**PROBLEM DESCRIPTION**
Below is a block of records: output all of them exactly and leave out the pictures.
/---
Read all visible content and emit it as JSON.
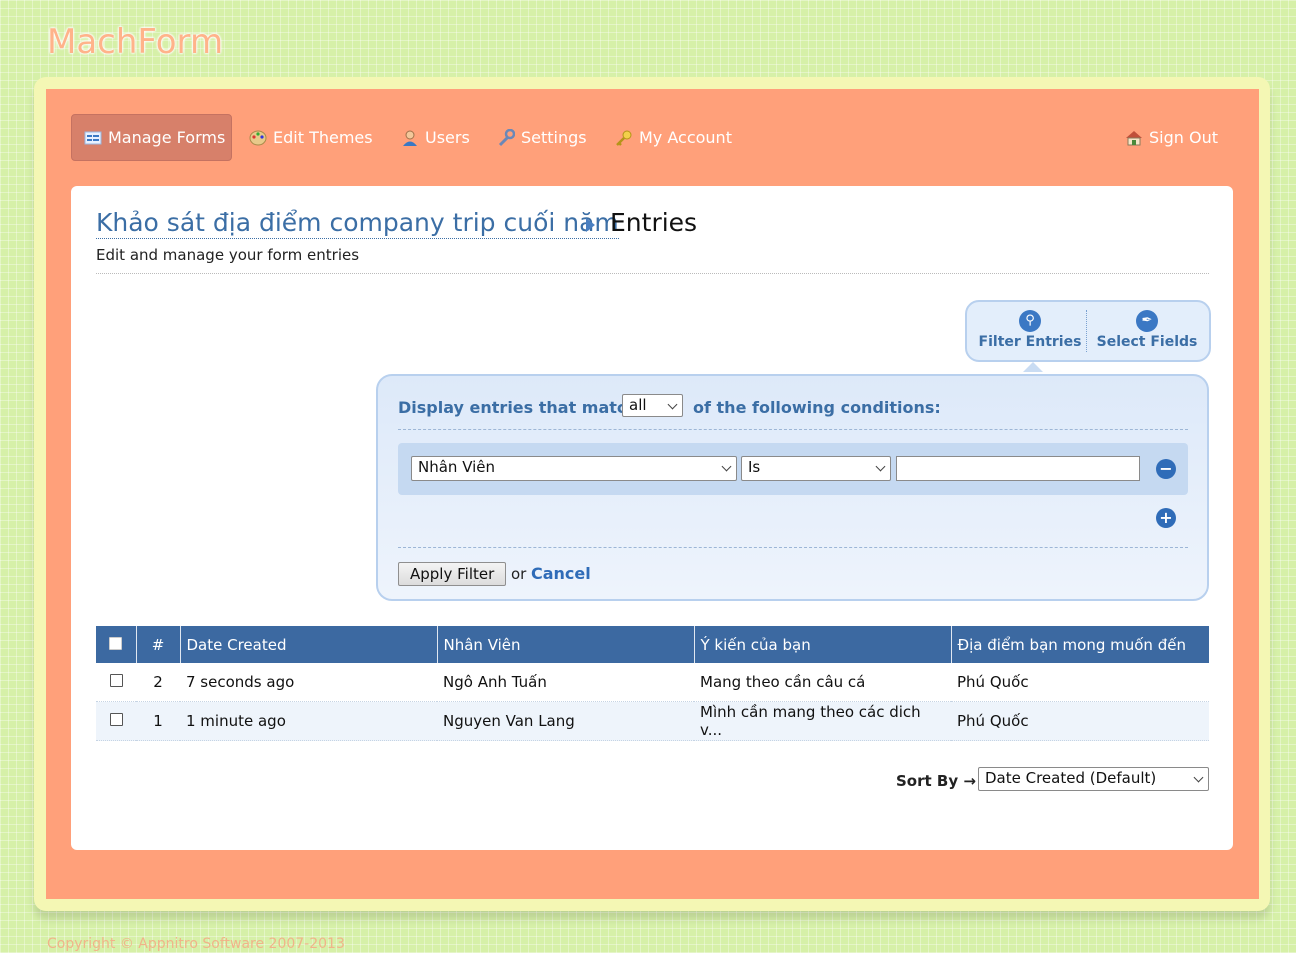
{
  "brand": {
    "logo_text": "MachForm"
  },
  "nav": {
    "manage_forms": "Manage Forms",
    "edit_themes": "Edit Themes",
    "users": "Users",
    "settings": "Settings",
    "my_account": "My Account",
    "sign_out": "Sign Out"
  },
  "breadcrumb": {
    "form_name": "Khảo sát địa điểm company trip cuối năm",
    "current": "Entries"
  },
  "subtitle": "Edit and manage your form entries",
  "tabs": {
    "filter_entries": "Filter Entries",
    "select_fields": "Select Fields"
  },
  "filter": {
    "title_prefix": "Display entries that match",
    "match_value": "all",
    "title_suffix": "of the following conditions:",
    "condition": {
      "field": "Nhân Viên",
      "operator": "Is",
      "value": ""
    },
    "apply_label": "Apply Filter",
    "or_text": "or",
    "cancel_label": "Cancel"
  },
  "table": {
    "columns": [
      "#",
      "Date Created",
      "Nhân Viên",
      "Ý kiến của bạn",
      "Địa điểm bạn mong muốn đến"
    ],
    "rows": [
      {
        "id": "2",
        "date": "7 seconds ago",
        "employee": "Ngô Anh Tuấn",
        "opinion": "Mang theo cần câu cá",
        "place": "Phú Quốc"
      },
      {
        "id": "1",
        "date": "1 minute ago",
        "employee": "Nguyen Van Lang",
        "opinion": "Mình cần mang theo các dich v...",
        "place": "Phú Quốc"
      }
    ]
  },
  "sort": {
    "label": "Sort By →",
    "value": "Date Created (Default)"
  },
  "footer": "Copyright © Appnitro Software 2007-2013",
  "colors": {
    "background": "#d6f0a8",
    "panel": "#ffa07a",
    "header_row": "#3c69a1",
    "link": "#3b6ea5"
  }
}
\---
**ANSWER TO THIS TASK**
Read all visible content and emit it as JSON.
{
  "brand": {
    "logo_text": "MachForm"
  },
  "nav": {
    "manage_forms": "Manage Forms",
    "edit_themes": "Edit Themes",
    "users": "Users",
    "settings": "Settings",
    "my_account": "My Account",
    "sign_out": "Sign Out"
  },
  "breadcrumb": {
    "form_name": "Khảo sát địa điểm company trip cuối năm",
    "current": "Entries"
  },
  "subtitle": "Edit and manage your form entries",
  "tabs": {
    "filter_entries": "Filter Entries",
    "select_fields": "Select Fields"
  },
  "filter": {
    "title_prefix": "Display entries that match",
    "match_value": "all",
    "title_suffix": "of the following conditions:",
    "condition": {
      "field": "Nhân Viên",
      "operator": "Is",
      "value": ""
    },
    "apply_label": "Apply Filter",
    "or_text": "or",
    "cancel_label": "Cancel"
  },
  "table": {
    "columns": [
      "#",
      "Date Created",
      "Nhân Viên",
      "Ý kiến của bạn",
      "Địa điểm bạn mong muốn đến"
    ],
    "rows": [
      {
        "id": "2",
        "date": "7 seconds ago",
        "employee": "Ngô Anh Tuấn",
        "opinion": "Mang theo cần câu cá",
        "place": "Phú Quốc"
      },
      {
        "id": "1",
        "date": "1 minute ago",
        "employee": "Nguyen Van Lang",
        "opinion": "Mình cần mang theo các dich v...",
        "place": "Phú Quốc"
      }
    ]
  },
  "sort": {
    "label": "Sort By →",
    "value": "Date Created (Default)"
  },
  "footer": "Copyright © Appnitro Software 2007-2013",
  "colors": {
    "background": "#d6f0a8",
    "panel": "#ffa07a",
    "header_row": "#3c69a1",
    "link": "#3b6ea5"
  }
}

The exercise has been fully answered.